Go through the entries one line at a time, and gather every line that has the word "from".

═══ MATERIAL FOR THE TASK

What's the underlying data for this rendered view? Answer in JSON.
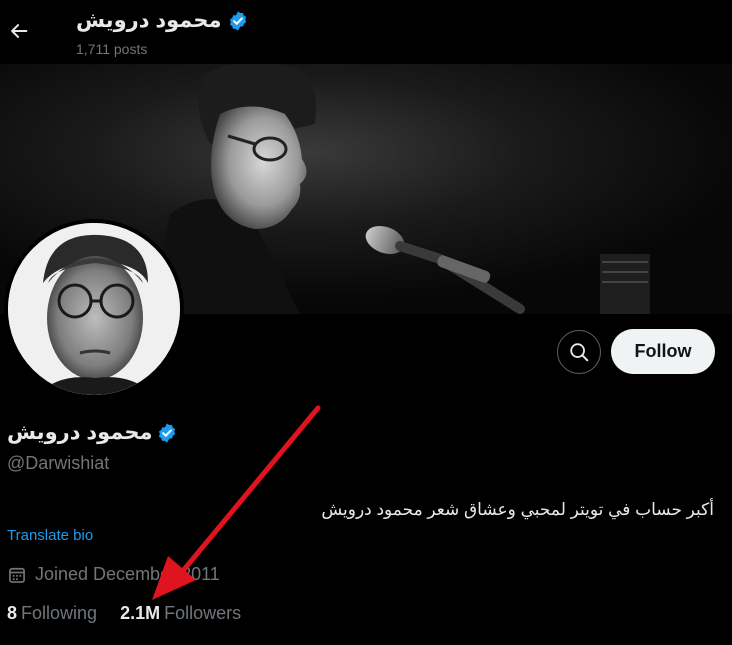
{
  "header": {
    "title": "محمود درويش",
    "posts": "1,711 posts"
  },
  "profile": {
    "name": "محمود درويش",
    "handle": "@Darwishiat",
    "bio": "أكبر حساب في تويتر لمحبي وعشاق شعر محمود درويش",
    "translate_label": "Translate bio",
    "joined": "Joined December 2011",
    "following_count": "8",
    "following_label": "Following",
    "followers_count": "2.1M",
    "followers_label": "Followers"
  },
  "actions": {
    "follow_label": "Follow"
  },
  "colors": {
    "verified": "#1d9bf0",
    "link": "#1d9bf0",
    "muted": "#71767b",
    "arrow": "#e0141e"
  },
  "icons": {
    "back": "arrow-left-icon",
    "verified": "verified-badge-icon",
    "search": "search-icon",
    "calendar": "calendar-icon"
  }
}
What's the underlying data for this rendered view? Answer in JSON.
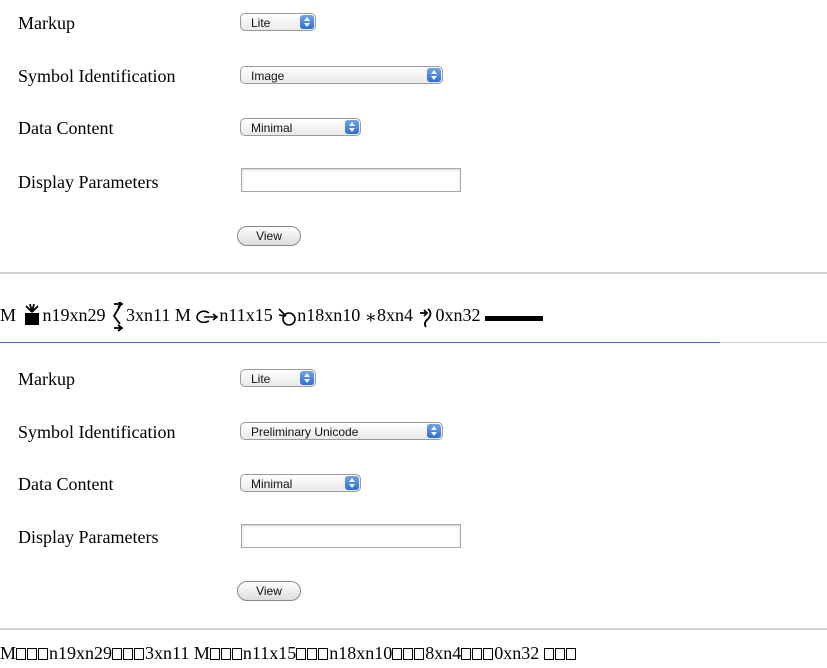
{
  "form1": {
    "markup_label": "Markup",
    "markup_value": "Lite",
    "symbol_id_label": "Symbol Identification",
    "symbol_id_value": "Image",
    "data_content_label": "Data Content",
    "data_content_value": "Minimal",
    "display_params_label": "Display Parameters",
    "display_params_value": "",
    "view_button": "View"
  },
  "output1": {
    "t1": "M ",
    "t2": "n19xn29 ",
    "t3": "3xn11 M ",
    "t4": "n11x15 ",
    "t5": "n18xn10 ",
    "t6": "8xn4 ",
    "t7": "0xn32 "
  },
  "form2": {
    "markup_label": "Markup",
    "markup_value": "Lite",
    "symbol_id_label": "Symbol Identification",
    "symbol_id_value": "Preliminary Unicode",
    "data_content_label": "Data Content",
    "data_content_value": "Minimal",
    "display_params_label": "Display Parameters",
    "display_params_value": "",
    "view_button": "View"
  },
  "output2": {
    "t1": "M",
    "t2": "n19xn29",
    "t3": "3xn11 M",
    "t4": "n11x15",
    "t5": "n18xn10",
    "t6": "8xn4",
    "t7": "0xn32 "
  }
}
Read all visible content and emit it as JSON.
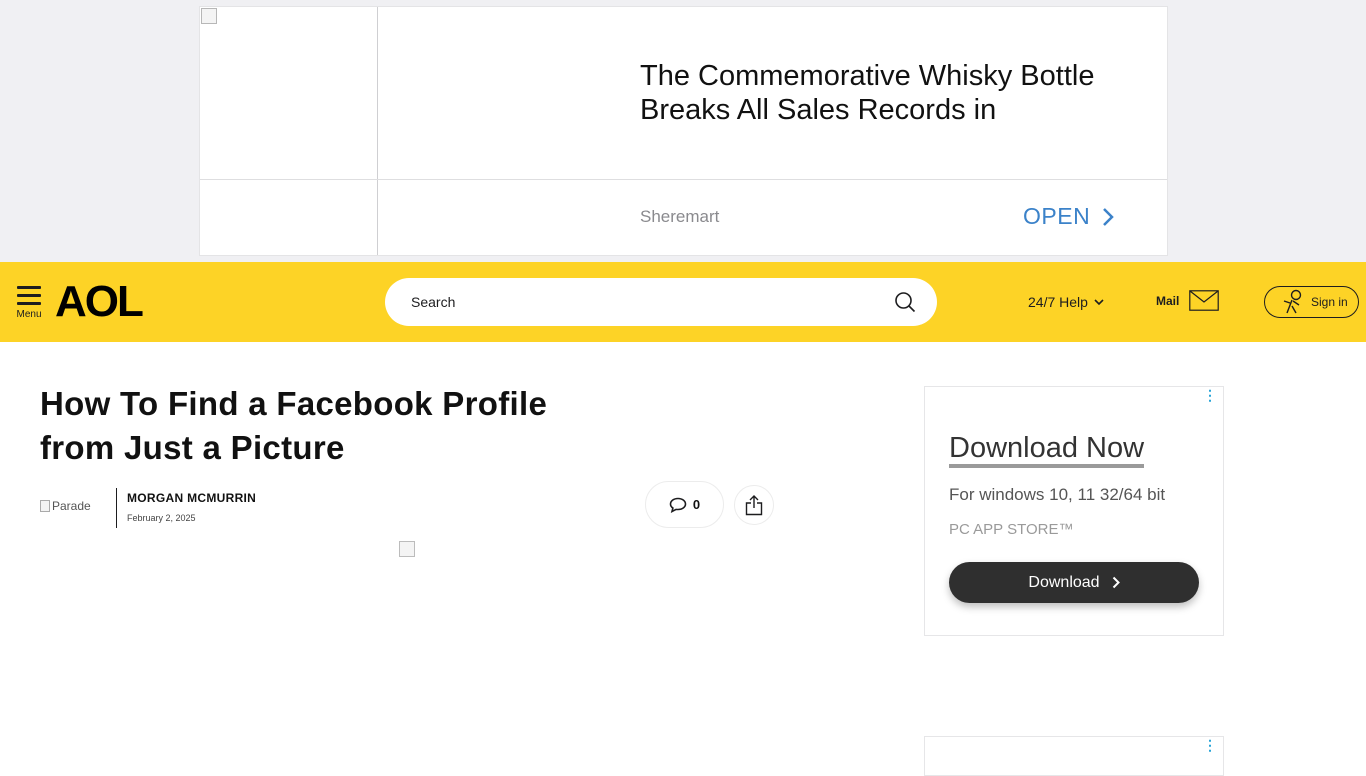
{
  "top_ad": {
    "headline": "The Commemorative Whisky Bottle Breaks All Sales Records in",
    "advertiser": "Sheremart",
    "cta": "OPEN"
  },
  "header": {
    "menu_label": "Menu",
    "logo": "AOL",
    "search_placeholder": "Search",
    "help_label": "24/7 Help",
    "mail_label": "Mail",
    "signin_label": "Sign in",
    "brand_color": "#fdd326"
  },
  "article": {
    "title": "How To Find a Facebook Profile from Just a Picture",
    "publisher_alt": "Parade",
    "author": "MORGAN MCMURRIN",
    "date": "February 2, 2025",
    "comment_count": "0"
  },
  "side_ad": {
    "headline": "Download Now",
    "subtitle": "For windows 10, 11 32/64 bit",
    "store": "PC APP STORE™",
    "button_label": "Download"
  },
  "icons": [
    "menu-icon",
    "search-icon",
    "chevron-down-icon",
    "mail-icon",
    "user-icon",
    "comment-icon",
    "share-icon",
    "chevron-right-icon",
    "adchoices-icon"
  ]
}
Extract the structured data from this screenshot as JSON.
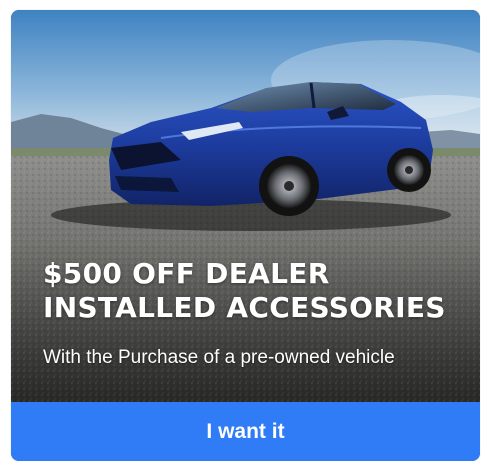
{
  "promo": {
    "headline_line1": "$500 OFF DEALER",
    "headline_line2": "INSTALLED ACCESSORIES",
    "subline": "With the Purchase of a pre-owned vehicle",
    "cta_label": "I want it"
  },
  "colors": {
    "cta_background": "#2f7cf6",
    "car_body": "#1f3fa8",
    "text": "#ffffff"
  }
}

══════
═══ MATERIAL FOR THE TASK

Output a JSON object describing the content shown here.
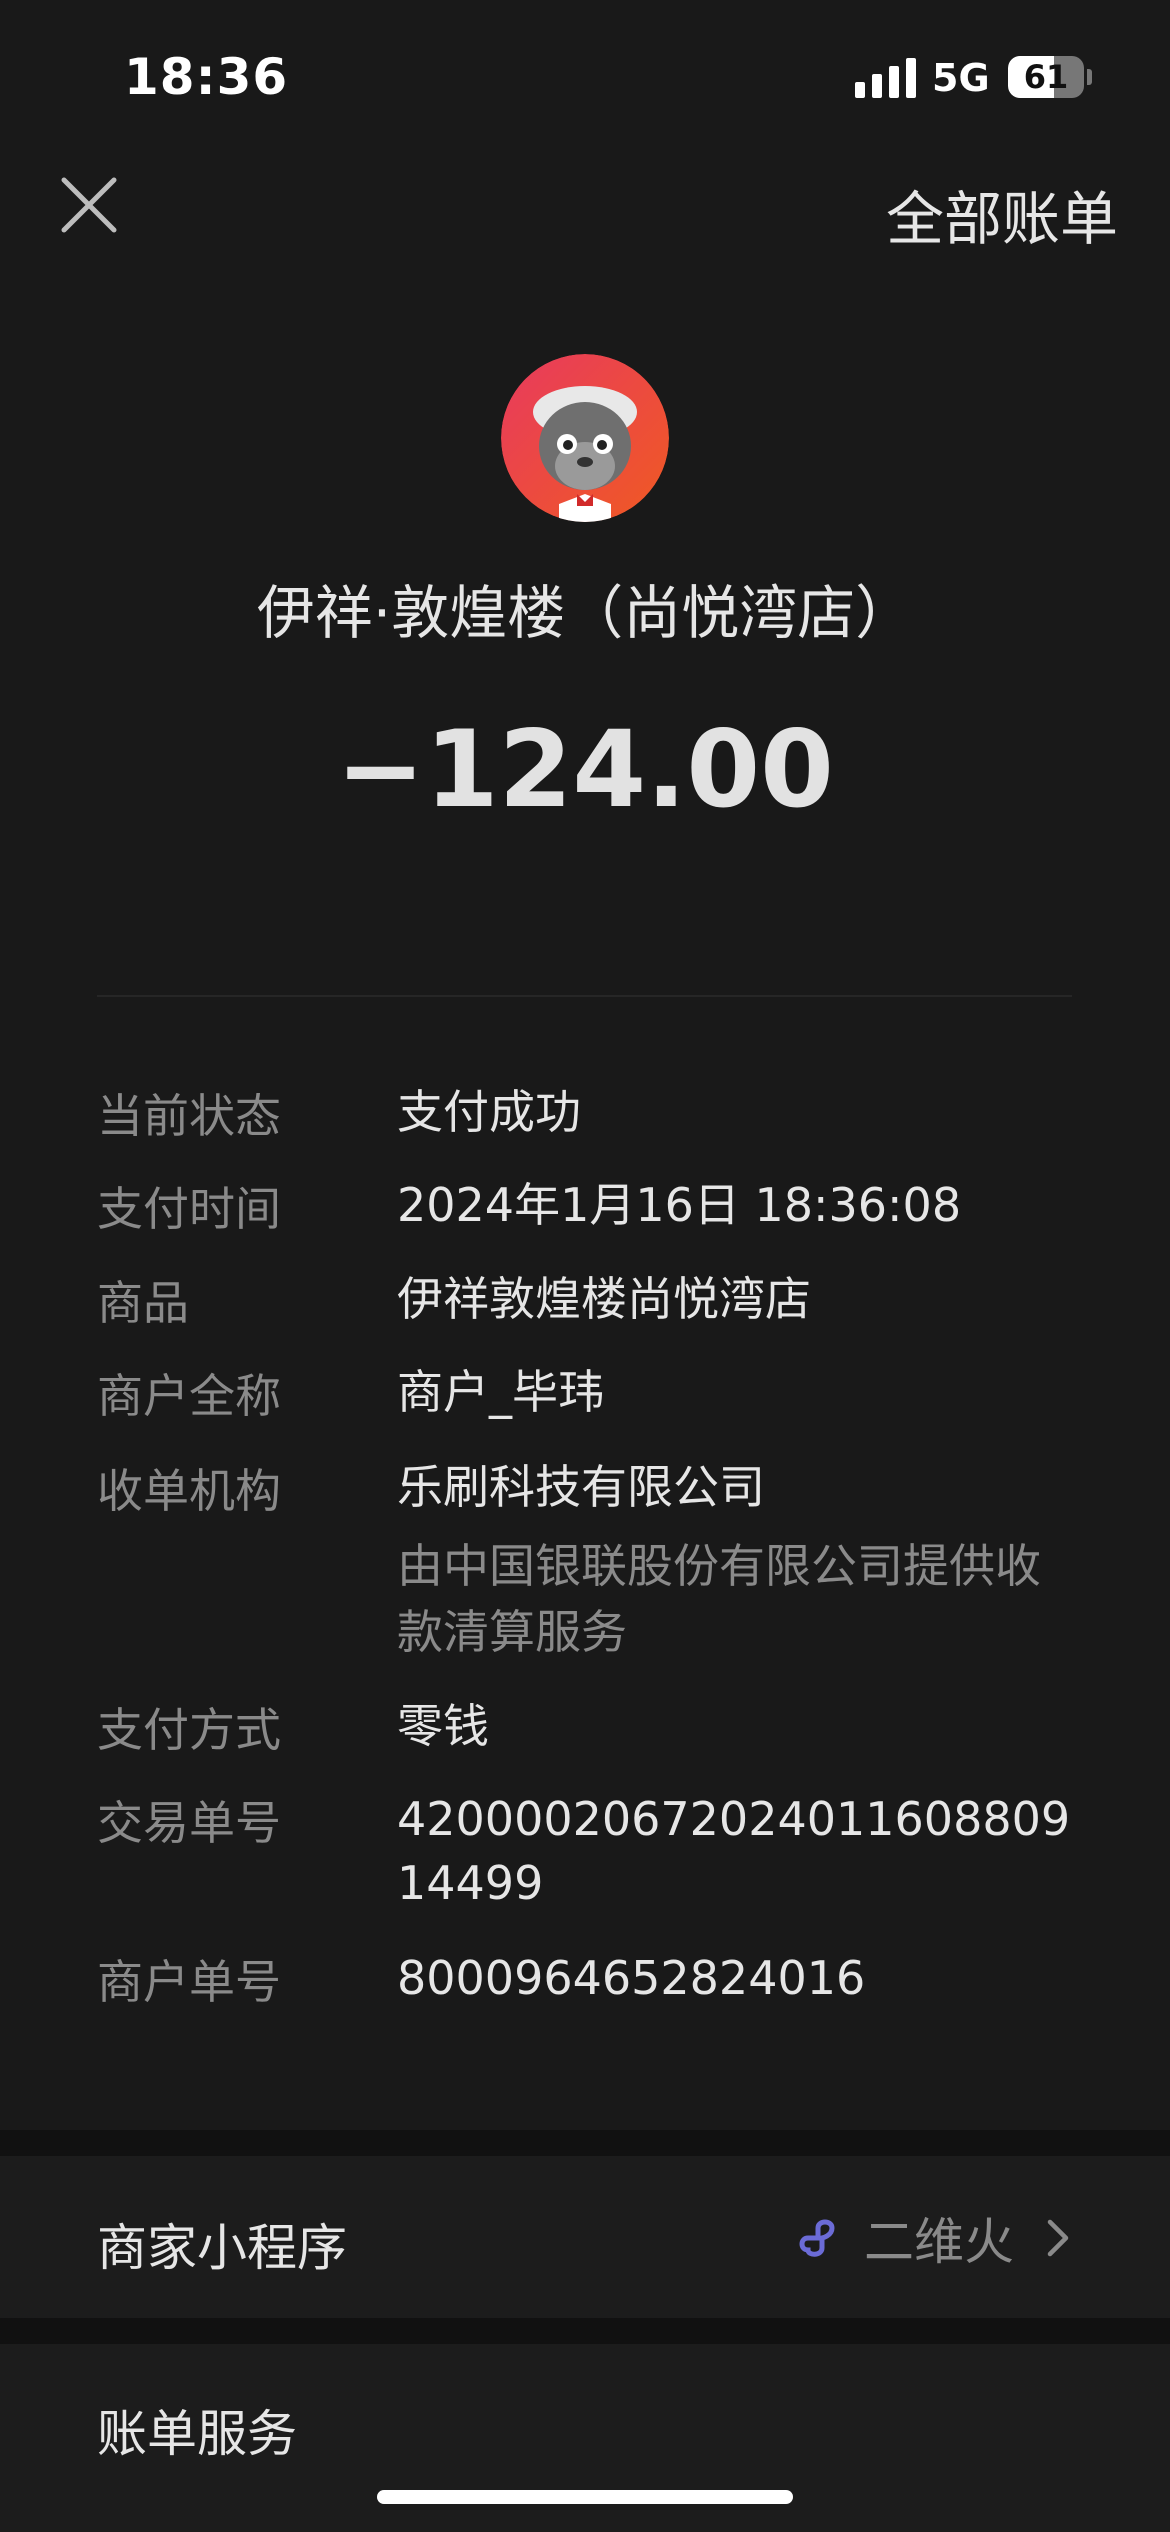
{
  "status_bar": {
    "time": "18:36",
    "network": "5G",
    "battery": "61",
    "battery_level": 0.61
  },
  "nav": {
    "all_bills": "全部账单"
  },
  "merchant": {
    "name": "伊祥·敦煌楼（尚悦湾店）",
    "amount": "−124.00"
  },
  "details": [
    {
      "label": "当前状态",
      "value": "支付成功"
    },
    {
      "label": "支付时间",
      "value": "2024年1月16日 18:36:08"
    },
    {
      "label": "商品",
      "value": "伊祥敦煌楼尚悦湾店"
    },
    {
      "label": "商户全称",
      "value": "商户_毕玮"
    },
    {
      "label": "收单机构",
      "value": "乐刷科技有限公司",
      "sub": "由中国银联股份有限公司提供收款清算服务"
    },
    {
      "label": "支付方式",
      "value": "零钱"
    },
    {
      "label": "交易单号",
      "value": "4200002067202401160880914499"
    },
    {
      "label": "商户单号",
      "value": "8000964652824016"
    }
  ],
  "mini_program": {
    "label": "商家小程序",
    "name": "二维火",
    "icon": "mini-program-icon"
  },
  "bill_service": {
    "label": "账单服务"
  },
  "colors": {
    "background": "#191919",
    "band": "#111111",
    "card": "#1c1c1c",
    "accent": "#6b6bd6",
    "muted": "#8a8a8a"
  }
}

══════
═══ MATERIAL FOR THE TASK

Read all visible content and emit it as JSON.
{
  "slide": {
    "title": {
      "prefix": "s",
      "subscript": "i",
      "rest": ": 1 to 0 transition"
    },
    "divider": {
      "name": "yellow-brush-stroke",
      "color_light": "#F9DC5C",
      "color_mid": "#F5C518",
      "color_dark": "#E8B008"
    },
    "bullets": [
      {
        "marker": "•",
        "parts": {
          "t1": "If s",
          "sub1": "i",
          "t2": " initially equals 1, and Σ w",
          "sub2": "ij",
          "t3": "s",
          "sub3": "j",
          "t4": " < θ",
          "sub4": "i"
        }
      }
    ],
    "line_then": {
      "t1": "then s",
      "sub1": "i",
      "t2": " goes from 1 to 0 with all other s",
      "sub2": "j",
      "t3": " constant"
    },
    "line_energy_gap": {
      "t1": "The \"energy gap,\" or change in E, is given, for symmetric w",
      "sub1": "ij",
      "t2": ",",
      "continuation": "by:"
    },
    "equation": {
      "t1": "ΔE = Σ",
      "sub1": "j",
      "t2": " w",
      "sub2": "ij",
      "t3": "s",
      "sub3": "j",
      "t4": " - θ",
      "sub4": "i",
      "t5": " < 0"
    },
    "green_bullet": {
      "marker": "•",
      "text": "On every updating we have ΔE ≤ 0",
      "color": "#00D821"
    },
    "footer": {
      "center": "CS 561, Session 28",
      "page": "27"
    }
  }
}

══════

FULL RESPONSE:
    "title": "How To Find a Facebook Profile from Just a Picture",
Extract the structured data from this screenshot as JSON.
      "t2": " goes from 1 to 0 with all other s",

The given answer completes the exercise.